[Start EXERCISE INPUT]
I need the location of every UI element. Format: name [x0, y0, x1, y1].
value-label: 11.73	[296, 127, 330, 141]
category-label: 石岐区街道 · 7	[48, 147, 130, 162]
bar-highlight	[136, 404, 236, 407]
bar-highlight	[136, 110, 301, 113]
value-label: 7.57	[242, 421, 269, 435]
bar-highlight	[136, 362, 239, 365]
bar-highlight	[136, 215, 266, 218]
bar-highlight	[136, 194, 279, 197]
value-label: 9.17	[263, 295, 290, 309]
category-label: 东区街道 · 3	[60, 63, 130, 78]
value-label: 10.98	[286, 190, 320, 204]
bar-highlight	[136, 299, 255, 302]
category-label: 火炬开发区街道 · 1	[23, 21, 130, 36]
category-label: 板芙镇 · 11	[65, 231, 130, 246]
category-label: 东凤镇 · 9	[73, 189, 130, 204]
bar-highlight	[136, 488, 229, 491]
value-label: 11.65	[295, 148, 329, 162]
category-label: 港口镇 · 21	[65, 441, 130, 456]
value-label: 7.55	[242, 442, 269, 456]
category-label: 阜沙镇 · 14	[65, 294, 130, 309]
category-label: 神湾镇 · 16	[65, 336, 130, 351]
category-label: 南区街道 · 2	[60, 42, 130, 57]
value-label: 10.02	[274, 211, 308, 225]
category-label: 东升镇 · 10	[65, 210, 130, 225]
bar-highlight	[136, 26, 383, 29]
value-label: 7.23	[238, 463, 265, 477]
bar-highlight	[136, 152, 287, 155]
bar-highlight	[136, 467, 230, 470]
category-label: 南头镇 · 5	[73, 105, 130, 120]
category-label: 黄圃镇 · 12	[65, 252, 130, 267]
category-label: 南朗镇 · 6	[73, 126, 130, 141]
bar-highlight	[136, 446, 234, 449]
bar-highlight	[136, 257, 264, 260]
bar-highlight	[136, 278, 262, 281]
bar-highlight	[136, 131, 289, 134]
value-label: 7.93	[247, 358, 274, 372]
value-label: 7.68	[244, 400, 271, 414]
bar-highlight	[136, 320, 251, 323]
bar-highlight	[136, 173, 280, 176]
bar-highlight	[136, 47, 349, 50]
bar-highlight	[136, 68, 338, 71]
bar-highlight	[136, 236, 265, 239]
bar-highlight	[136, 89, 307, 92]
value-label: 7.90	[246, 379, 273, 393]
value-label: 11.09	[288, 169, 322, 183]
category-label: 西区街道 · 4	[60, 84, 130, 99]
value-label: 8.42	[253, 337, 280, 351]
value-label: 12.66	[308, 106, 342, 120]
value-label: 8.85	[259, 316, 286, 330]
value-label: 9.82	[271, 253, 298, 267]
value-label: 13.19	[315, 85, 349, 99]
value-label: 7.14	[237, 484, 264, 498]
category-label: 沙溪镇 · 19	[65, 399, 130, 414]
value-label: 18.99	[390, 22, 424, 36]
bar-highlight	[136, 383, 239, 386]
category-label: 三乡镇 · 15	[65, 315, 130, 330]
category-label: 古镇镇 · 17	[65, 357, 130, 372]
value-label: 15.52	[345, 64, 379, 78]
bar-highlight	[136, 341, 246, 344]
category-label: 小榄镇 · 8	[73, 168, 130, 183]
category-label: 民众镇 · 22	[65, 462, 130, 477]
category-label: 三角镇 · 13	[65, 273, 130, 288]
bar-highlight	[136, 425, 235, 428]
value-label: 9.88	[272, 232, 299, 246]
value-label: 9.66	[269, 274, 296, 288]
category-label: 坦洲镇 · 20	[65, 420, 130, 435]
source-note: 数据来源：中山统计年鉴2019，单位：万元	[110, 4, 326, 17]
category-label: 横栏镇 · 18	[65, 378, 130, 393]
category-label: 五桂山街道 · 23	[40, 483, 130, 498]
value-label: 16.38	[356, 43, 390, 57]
[End EXERCISE INPUT]
DIRECTIVE => Write out the records from their first line through the line containing "190, 320, 204]", including both ends and leaving every line unchanged.

RESPONSE TO THE EXERCISE =>
I need the location of every UI element. Format: name [x0, y0, x1, y1].
value-label: 11.73	[296, 127, 330, 141]
category-label: 石岐区街道 · 7	[48, 147, 130, 162]
bar-highlight	[136, 404, 236, 407]
bar-highlight	[136, 110, 301, 113]
value-label: 7.57	[242, 421, 269, 435]
bar-highlight	[136, 362, 239, 365]
bar-highlight	[136, 215, 266, 218]
bar-highlight	[136, 194, 279, 197]
value-label: 9.17	[263, 295, 290, 309]
category-label: 东区街道 · 3	[60, 63, 130, 78]
value-label: 10.98	[286, 190, 320, 204]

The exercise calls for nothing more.